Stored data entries
━━━━━━━━━━━━━━━━

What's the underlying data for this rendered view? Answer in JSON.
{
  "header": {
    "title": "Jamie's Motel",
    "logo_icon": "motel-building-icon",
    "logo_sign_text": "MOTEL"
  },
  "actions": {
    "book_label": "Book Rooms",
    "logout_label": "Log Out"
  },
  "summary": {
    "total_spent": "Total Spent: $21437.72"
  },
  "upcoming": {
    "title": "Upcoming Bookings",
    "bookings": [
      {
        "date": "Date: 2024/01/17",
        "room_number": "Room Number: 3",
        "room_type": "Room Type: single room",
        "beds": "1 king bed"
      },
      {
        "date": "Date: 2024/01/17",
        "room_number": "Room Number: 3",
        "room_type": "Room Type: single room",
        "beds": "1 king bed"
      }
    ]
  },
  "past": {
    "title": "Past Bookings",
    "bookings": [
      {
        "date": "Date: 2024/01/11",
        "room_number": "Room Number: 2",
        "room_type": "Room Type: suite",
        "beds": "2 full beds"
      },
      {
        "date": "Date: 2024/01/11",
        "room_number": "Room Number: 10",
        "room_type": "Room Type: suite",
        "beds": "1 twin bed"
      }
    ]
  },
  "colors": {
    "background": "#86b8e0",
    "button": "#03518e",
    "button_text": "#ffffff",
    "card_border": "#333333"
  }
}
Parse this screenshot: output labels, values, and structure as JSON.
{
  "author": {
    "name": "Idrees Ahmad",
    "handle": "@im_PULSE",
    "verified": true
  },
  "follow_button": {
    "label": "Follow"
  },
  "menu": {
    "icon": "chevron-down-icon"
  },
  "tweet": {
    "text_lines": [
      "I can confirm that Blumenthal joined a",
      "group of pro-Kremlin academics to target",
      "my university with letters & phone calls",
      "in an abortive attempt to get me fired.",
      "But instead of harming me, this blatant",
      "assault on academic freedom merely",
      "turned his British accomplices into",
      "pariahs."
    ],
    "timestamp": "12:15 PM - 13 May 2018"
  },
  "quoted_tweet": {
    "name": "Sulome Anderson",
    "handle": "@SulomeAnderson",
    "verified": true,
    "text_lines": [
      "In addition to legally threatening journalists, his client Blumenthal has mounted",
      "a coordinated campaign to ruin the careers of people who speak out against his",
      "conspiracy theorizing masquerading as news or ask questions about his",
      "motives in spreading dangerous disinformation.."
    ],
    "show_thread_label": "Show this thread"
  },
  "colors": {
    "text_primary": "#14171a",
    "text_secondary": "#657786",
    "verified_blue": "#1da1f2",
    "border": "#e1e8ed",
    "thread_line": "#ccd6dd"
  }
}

━━━━━━━━━━━━━━━━

**Your goal:** Pull out all lines from the entries above that include the word "beds".

**The answer:**
        "beds": "1 king bed"
        "beds": "1 king bed"
        "beds": "2 full beds"
        "beds": "1 twin bed"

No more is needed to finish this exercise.